• Given data:
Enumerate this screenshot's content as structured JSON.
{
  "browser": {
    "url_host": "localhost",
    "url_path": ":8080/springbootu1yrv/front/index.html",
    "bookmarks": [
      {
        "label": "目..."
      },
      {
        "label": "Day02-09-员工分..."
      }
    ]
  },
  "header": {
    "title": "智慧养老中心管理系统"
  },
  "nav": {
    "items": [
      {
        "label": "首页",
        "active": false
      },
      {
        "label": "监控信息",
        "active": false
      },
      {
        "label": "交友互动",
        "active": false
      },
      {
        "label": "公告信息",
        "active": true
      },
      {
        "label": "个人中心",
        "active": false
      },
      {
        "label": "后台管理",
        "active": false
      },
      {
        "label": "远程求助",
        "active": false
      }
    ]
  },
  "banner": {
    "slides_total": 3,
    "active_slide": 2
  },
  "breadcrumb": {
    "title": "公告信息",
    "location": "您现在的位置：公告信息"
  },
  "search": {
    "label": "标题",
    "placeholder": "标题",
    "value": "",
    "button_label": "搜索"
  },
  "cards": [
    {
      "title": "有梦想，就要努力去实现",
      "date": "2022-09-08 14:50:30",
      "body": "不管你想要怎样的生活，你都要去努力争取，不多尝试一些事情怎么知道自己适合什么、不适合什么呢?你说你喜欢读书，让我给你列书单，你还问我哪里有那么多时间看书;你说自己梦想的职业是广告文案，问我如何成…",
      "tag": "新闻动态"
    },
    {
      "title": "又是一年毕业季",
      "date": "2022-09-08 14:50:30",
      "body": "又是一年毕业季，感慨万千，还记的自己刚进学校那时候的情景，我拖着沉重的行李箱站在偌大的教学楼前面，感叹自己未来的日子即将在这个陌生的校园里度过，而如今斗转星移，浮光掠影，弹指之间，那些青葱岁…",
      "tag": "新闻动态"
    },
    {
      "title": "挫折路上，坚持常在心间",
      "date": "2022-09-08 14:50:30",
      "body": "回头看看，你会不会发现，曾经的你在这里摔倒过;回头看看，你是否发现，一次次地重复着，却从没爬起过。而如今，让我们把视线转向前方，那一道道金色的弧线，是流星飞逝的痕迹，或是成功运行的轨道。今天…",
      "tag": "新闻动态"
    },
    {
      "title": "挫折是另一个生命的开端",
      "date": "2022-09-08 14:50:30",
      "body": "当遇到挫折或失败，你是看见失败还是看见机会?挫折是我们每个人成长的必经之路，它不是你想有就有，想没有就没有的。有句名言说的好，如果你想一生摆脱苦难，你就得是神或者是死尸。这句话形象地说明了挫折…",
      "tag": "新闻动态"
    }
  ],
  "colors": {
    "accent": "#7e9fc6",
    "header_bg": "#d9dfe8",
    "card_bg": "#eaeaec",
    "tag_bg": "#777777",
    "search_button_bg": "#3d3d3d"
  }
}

• Given request: Set down each entry again, unchanged.

• Expected answer:
Enumerate this screenshot's content as structured JSON.
{
  "browser": {
    "url_host": "localhost",
    "url_path": ":8080/springbootu1yrv/front/index.html",
    "bookmarks": [
      {
        "label": "目..."
      },
      {
        "label": "Day02-09-员工分..."
      }
    ]
  },
  "header": {
    "title": "智慧养老中心管理系统"
  },
  "nav": {
    "items": [
      {
        "label": "首页",
        "active": false
      },
      {
        "label": "监控信息",
        "active": false
      },
      {
        "label": "交友互动",
        "active": false
      },
      {
        "label": "公告信息",
        "active": true
      },
      {
        "label": "个人中心",
        "active": false
      },
      {
        "label": "后台管理",
        "active": false
      },
      {
        "label": "远程求助",
        "active": false
      }
    ]
  },
  "banner": {
    "slides_total": 3,
    "active_slide": 2
  },
  "breadcrumb": {
    "title": "公告信息",
    "location": "您现在的位置：公告信息"
  },
  "search": {
    "label": "标题",
    "placeholder": "标题",
    "value": "",
    "button_label": "搜索"
  },
  "cards": [
    {
      "title": "有梦想，就要努力去实现",
      "date": "2022-09-08 14:50:30",
      "body": "不管你想要怎样的生活，你都要去努力争取，不多尝试一些事情怎么知道自己适合什么、不适合什么呢?你说你喜欢读书，让我给你列书单，你还问我哪里有那么多时间看书;你说自己梦想的职业是广告文案，问我如何成…",
      "tag": "新闻动态"
    },
    {
      "title": "又是一年毕业季",
      "date": "2022-09-08 14:50:30",
      "body": "又是一年毕业季，感慨万千，还记的自己刚进学校那时候的情景，我拖着沉重的行李箱站在偌大的教学楼前面，感叹自己未来的日子即将在这个陌生的校园里度过，而如今斗转星移，浮光掠影，弹指之间，那些青葱岁…",
      "tag": "新闻动态"
    },
    {
      "title": "挫折路上，坚持常在心间",
      "date": "2022-09-08 14:50:30",
      "body": "回头看看，你会不会发现，曾经的你在这里摔倒过;回头看看，你是否发现，一次次地重复着，却从没爬起过。而如今，让我们把视线转向前方，那一道道金色的弧线，是流星飞逝的痕迹，或是成功运行的轨道。今天…",
      "tag": "新闻动态"
    },
    {
      "title": "挫折是另一个生命的开端",
      "date": "2022-09-08 14:50:30",
      "body": "当遇到挫折或失败，你是看见失败还是看见机会?挫折是我们每个人成长的必经之路，它不是你想有就有，想没有就没有的。有句名言说的好，如果你想一生摆脱苦难，你就得是神或者是死尸。这句话形象地说明了挫折…",
      "tag": "新闻动态"
    }
  ],
  "colors": {
    "accent": "#7e9fc6",
    "header_bg": "#d9dfe8",
    "card_bg": "#eaeaec",
    "tag_bg": "#777777",
    "search_button_bg": "#3d3d3d"
  }
}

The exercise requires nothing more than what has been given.